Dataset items
= = =
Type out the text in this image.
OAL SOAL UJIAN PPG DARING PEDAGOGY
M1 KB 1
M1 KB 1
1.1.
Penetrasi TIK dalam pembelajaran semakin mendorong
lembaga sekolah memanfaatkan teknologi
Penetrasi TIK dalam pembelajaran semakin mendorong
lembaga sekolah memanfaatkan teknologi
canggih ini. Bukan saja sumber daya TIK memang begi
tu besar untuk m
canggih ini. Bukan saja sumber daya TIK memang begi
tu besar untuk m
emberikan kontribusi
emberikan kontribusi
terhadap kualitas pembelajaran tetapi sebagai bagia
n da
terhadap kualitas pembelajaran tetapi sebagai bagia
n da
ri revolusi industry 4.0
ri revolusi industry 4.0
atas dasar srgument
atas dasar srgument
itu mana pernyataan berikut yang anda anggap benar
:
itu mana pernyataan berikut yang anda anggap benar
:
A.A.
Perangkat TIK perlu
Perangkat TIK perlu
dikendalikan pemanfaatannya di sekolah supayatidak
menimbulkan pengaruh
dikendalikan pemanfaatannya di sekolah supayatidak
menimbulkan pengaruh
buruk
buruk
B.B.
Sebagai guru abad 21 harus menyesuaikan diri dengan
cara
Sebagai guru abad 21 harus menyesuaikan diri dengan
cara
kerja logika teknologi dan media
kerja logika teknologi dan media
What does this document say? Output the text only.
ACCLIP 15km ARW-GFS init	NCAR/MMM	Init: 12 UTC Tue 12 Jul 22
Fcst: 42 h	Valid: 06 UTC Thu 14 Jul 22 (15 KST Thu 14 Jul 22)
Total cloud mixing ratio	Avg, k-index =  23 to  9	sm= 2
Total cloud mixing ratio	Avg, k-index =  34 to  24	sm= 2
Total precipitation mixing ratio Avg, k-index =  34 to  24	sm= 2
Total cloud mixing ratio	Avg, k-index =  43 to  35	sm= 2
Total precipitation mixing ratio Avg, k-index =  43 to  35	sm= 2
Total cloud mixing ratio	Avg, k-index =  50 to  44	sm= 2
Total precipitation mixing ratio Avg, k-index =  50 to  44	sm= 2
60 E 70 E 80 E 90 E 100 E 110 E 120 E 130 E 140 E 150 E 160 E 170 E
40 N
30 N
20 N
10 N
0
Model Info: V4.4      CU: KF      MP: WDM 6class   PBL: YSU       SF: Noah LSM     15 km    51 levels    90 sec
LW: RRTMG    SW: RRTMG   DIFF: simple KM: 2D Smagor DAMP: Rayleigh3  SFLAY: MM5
= = =
_YOUR OBJECTIVE_
State how many lines in the records above contain the word "this", and give only that number.

_WRITTEN RESPONSE_
2